Problem to work on - Every record must be repeated exactly, with no omission.

Data supplied -
----

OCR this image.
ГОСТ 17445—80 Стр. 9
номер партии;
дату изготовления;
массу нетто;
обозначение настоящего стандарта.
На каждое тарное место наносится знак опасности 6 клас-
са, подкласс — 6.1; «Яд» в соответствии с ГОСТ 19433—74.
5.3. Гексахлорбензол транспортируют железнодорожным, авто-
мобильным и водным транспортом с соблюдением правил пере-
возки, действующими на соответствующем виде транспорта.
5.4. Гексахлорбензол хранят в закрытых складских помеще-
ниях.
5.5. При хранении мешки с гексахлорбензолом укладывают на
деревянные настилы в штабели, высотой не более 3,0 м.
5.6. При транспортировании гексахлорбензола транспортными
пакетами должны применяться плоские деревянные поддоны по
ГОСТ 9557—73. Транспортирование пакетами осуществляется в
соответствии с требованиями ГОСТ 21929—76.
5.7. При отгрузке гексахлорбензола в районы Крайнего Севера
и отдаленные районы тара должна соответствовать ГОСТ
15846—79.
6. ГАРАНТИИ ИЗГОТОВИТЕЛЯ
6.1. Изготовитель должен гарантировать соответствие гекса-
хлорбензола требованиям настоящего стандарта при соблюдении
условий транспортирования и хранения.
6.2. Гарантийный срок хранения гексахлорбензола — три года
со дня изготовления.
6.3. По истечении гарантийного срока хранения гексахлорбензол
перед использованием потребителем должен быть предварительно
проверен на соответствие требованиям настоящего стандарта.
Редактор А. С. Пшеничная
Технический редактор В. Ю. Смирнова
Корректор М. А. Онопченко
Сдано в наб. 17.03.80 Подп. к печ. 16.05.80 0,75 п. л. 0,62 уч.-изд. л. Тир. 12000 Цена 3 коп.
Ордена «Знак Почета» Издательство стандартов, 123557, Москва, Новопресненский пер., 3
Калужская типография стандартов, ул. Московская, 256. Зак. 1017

----

Exercise response -
OCR this image.
ГОСТ 17445—80 Стр. 9
номер партии;
дату изготовления;
массу нетто;
обозначение настоящего стандарта.
На каждое тарное место наносится знак опасности 6 клас-
са, подкласс — 6.1; «Яд» в соответствии с ГОСТ 19433—74.
5.3. Гексахлорбензол транспортируют железнодорожным, авто-
мобильным и водным транспортом с соблюдением правил пере-
возки, действующими на соответствующем виде транспорта.
5.4. Гексахлорбензол хранят в закрытых складских помеще-
ниях.
5.5. При хранении мешки с гексахлорбензолом укладывают на
деревянные настилы в штабели, высотой не более 3,0 м.
5.6. При транспортировании гексахлорбензола транспортными
пакетами должны применяться плоские деревянные поддоны по
ГОСТ 9557—73. Транспортирование пакетами осуществляется в
соответствии с требованиями ГОСТ 21929—76.
5.7. При отгрузке гексахлорбензола в районы Крайнего Севера
и отдаленные районы тара должна соответствовать ГОСТ
15846—79.
6. ГАРАНТИИ ИЗГОТОВИТЕЛЯ
6.1. Изготовитель должен гарантировать соответствие гекса-
хлорбензола требованиям настоящего стандарта при соблюдении
условий транспортирования и хранения.
6.2. Гарантийный срок хранения гексахлорбензола — три года
со дня изготовления.
6.3. По истечении гарантийного срока хранения гексахлорбензол
перед использованием потребителем должен быть предварительно
проверен на соответствие требованиям настоящего стандарта.
Редактор А. С. Пшеничная
Технический редактор В. Ю. Смирнова
Корректор М. А. Онопченко
Сдано в наб. 17.03.80 Подп. к печ. 16.05.80 0,75 п. л. 0,62 уч.-изд. л. Тир. 12000 Цена 3 коп.
Ордена «Знак Почета» Издательство стандартов, 123557, Москва, Новопресненский пер., 3
Калужская типография стандартов, ул. Московская, 256. Зак. 1017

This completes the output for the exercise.